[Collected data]
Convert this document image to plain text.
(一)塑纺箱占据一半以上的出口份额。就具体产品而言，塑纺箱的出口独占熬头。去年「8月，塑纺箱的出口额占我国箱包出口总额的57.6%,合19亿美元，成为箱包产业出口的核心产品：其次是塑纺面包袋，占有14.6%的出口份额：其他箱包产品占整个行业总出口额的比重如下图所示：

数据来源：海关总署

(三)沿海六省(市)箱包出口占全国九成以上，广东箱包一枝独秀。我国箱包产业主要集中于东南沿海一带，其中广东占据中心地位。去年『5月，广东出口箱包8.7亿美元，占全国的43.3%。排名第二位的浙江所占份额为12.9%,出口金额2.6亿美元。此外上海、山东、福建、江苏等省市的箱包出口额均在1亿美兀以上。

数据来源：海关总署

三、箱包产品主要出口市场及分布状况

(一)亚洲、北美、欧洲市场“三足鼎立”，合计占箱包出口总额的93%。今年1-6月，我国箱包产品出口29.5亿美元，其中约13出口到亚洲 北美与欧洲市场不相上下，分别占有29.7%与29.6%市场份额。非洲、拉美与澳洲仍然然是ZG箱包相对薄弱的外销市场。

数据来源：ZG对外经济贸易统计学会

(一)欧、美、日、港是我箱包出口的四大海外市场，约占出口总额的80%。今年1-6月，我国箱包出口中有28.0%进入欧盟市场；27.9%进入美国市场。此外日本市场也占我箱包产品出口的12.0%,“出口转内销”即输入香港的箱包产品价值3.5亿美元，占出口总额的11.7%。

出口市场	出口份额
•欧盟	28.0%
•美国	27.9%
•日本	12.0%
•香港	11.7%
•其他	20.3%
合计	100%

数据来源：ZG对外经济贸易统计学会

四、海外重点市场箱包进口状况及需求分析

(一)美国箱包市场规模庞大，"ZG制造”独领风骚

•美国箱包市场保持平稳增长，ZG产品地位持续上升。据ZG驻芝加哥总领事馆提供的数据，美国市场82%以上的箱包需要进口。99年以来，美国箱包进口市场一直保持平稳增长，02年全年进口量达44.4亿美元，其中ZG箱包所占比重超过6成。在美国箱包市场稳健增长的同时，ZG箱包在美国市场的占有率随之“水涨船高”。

What you should do:
Would you reproduce all the entries exactly?

Response:
Convert this document image to plain text.
(一)塑纺箱占据一半以上的出口份额。就具体产品而言，塑纺箱的出口独占熬头。去年「8月，塑纺箱的出口额占我国箱包出口总额的57.6%,合19亿美元，成为箱包产业出口的核心产品：其次是塑纺面包袋，占有14.6%的出口份额：其他箱包产品占整个行业总出口额的比重如下图所示：

数据来源：海关总署

(三)沿海六省(市)箱包出口占全国九成以上，广东箱包一枝独秀。我国箱包产业主要集中于东南沿海一带，其中广东占据中心地位。去年『5月，广东出口箱包8.7亿美元，占全国的43.3%。排名第二位的浙江所占份额为12.9%,出口金额2.6亿美元。此外上海、山东、福建、江苏等省市的箱包出口额均在1亿美兀以上。

数据来源：海关总署

三、箱包产品主要出口市场及分布状况

(一)亚洲、北美、欧洲市场“三足鼎立”，合计占箱包出口总额的93%。今年1-6月，我国箱包产品出口29.5亿美元，其中约13出口到亚洲 北美与欧洲市场不相上下，分别占有29.7%与29.6%市场份额。非洲、拉美与澳洲仍然然是ZG箱包相对薄弱的外销市场。

数据来源：ZG对外经济贸易统计学会

(一)欧、美、日、港是我箱包出口的四大海外市场，约占出口总额的80%。今年1-6月，我国箱包出口中有28.0%进入欧盟市场；27.9%进入美国市场。此外日本市场也占我箱包产品出口的12.0%,“出口转内销”即输入香港的箱包产品价值3.5亿美元，占出口总额的11.7%。

出口市场	出口份额
•欧盟	28.0%
•美国	27.9%
•日本	12.0%
•香港	11.7%
•其他	20.3%
合计	100%

数据来源：ZG对外经济贸易统计学会

四、海外重点市场箱包进口状况及需求分析

(一)美国箱包市场规模庞大，"ZG制造”独领风骚

•美国箱包市场保持平稳增长，ZG产品地位持续上升。据ZG驻芝加哥总领事馆提供的数据，美国市场82%以上的箱包需要进口。99年以来，美国箱包进口市场一直保持平稳增长，02年全年进口量达44.4亿美元，其中ZG箱包所占比重超过6成。在美国箱包市场稳健增长的同时，ZG箱包在美国市场的占有率随之“水涨船高”。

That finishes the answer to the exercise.